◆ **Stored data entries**
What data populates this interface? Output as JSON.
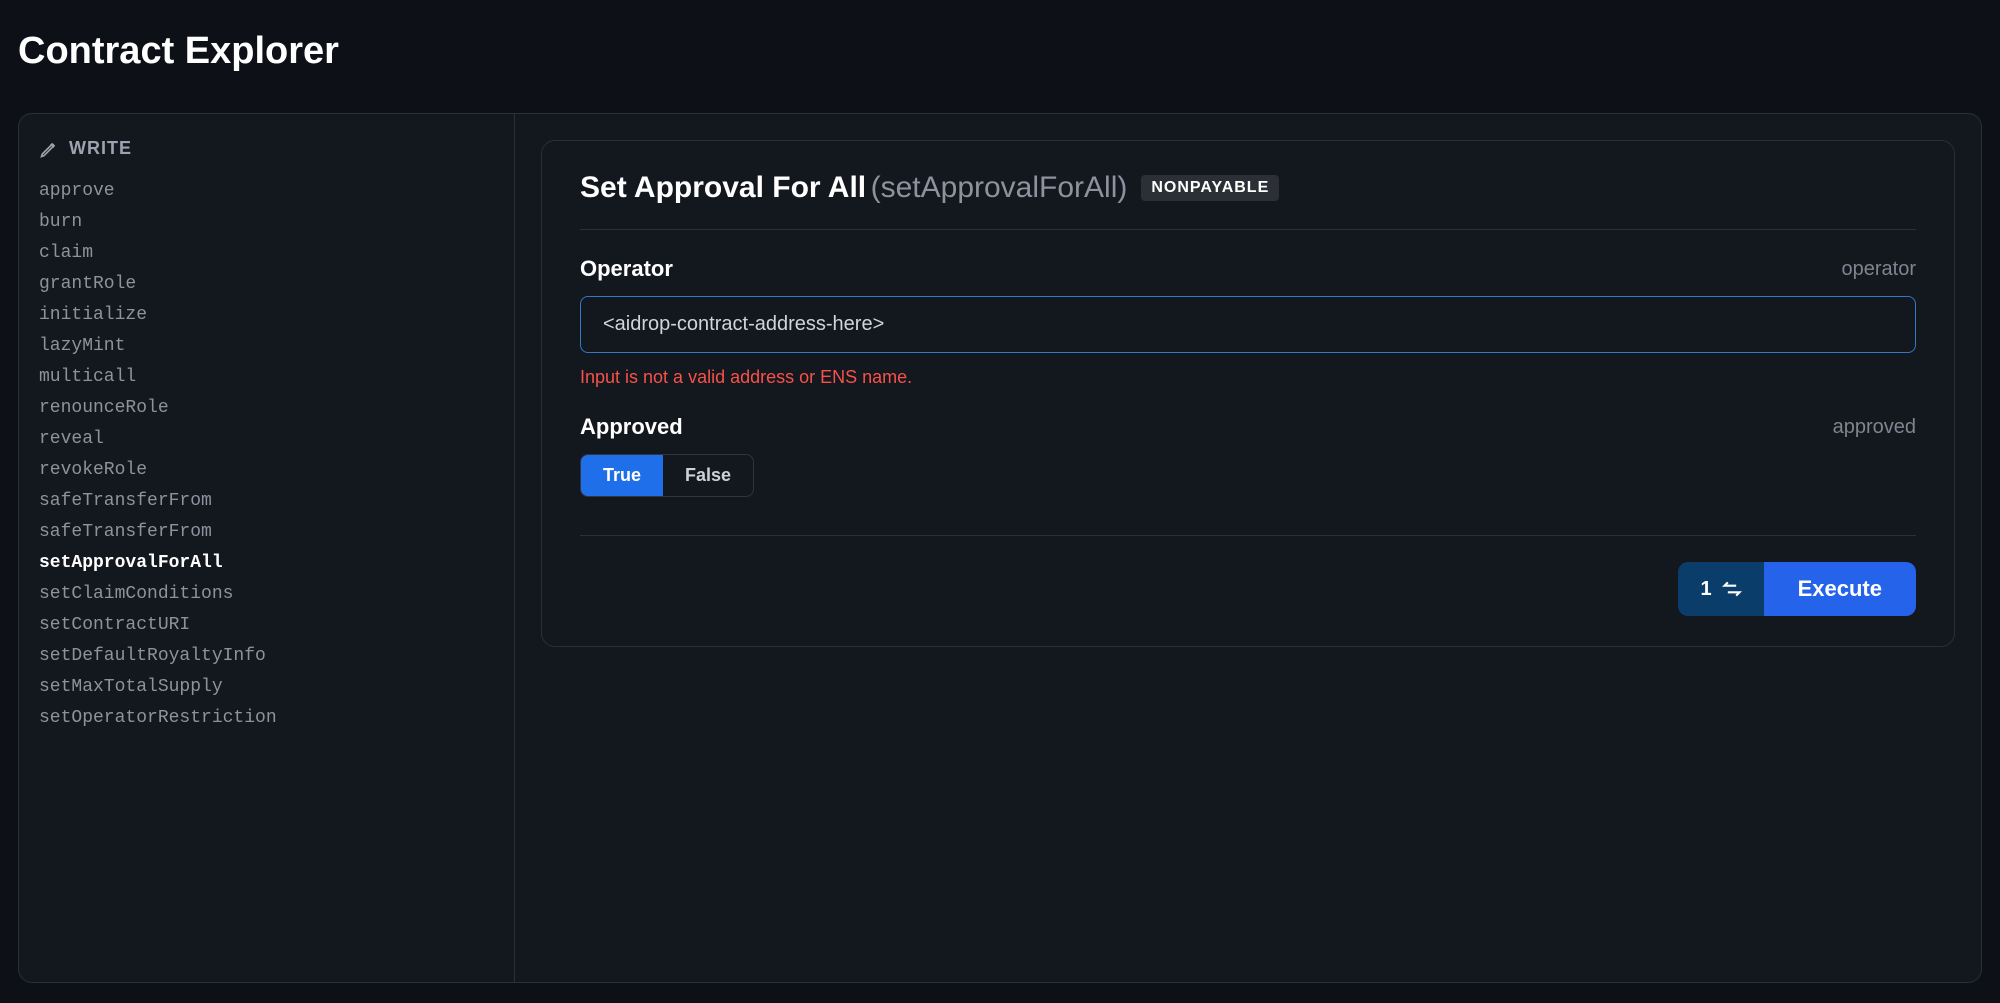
{
  "page": {
    "title": "Contract Explorer"
  },
  "sidebar": {
    "header": "WRITE",
    "items": [
      {
        "label": "approve",
        "active": false
      },
      {
        "label": "burn",
        "active": false
      },
      {
        "label": "claim",
        "active": false
      },
      {
        "label": "grantRole",
        "active": false
      },
      {
        "label": "initialize",
        "active": false
      },
      {
        "label": "lazyMint",
        "active": false
      },
      {
        "label": "multicall",
        "active": false
      },
      {
        "label": "renounceRole",
        "active": false
      },
      {
        "label": "reveal",
        "active": false
      },
      {
        "label": "revokeRole",
        "active": false
      },
      {
        "label": "safeTransferFrom",
        "active": false
      },
      {
        "label": "safeTransferFrom",
        "active": false
      },
      {
        "label": "setApprovalForAll",
        "active": true
      },
      {
        "label": "setClaimConditions",
        "active": false
      },
      {
        "label": "setContractURI",
        "active": false
      },
      {
        "label": "setDefaultRoyaltyInfo",
        "active": false
      },
      {
        "label": "setMaxTotalSupply",
        "active": false
      },
      {
        "label": "setOperatorRestriction",
        "active": false
      }
    ]
  },
  "main": {
    "fnTitle": "Set Approval For All",
    "fnSignature": "(setApprovalForAll)",
    "badge": "NONPAYABLE",
    "operator": {
      "label": "Operator",
      "hint": "operator",
      "value": "<aidrop-contract-address-here>",
      "error": "Input is not a valid address or ENS name."
    },
    "approved": {
      "label": "Approved",
      "hint": "approved",
      "trueLabel": "True",
      "falseLabel": "False"
    },
    "actions": {
      "networkCount": "1",
      "executeLabel": "Execute"
    }
  }
}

◆ **The task**
Identify each line in the entries with the word "address" and copy it.

◆ **Response**
      "value": "<aidrop-contract-address-here>",
      "error": "Input is not a valid address or ENS name."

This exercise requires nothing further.